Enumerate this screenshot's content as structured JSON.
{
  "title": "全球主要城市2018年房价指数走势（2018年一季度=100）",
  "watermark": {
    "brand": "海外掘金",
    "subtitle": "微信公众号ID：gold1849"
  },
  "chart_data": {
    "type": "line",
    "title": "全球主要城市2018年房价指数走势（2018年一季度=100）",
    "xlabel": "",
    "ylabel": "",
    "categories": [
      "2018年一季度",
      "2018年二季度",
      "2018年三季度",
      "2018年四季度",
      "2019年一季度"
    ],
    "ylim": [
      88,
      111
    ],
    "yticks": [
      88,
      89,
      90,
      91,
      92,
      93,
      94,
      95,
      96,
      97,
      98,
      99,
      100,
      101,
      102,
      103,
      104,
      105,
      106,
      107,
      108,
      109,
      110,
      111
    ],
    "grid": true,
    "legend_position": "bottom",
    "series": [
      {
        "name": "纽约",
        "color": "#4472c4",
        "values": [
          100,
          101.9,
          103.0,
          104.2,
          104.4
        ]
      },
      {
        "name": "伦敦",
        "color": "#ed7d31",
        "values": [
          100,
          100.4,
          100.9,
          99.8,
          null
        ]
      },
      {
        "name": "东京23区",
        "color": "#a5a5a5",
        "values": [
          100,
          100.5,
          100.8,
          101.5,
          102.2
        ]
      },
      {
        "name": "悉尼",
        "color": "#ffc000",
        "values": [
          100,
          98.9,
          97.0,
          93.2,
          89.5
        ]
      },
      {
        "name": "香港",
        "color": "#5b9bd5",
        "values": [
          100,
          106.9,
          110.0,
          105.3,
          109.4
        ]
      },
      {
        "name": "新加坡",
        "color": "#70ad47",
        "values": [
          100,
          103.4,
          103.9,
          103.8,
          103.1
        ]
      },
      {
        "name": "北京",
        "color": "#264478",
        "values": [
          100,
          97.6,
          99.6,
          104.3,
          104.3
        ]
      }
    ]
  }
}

- **What is expected**
Every line of the material must be returned exactly as it appears.

- **Output below**
Enumerate this screenshot's content as structured JSON.
{
  "title": "全球主要城市2018年房价指数走势（2018年一季度=100）",
  "watermark": {
    "brand": "海外掘金",
    "subtitle": "微信公众号ID：gold1849"
  },
  "chart_data": {
    "type": "line",
    "title": "全球主要城市2018年房价指数走势（2018年一季度=100）",
    "xlabel": "",
    "ylabel": "",
    "categories": [
      "2018年一季度",
      "2018年二季度",
      "2018年三季度",
      "2018年四季度",
      "2019年一季度"
    ],
    "ylim": [
      88,
      111
    ],
    "yticks": [
      88,
      89,
      90,
      91,
      92,
      93,
      94,
      95,
      96,
      97,
      98,
      99,
      100,
      101,
      102,
      103,
      104,
      105,
      106,
      107,
      108,
      109,
      110,
      111
    ],
    "grid": true,
    "legend_position": "bottom",
    "series": [
      {
        "name": "纽约",
        "color": "#4472c4",
        "values": [
          100,
          101.9,
          103.0,
          104.2,
          104.4
        ]
      },
      {
        "name": "伦敦",
        "color": "#ed7d31",
        "values": [
          100,
          100.4,
          100.9,
          99.8,
          null
        ]
      },
      {
        "name": "东京23区",
        "color": "#a5a5a5",
        "values": [
          100,
          100.5,
          100.8,
          101.5,
          102.2
        ]
      },
      {
        "name": "悉尼",
        "color": "#ffc000",
        "values": [
          100,
          98.9,
          97.0,
          93.2,
          89.5
        ]
      },
      {
        "name": "香港",
        "color": "#5b9bd5",
        "values": [
          100,
          106.9,
          110.0,
          105.3,
          109.4
        ]
      },
      {
        "name": "新加坡",
        "color": "#70ad47",
        "values": [
          100,
          103.4,
          103.9,
          103.8,
          103.1
        ]
      },
      {
        "name": "北京",
        "color": "#264478",
        "values": [
          100,
          97.6,
          99.6,
          104.3,
          104.3
        ]
      }
    ]
  }
}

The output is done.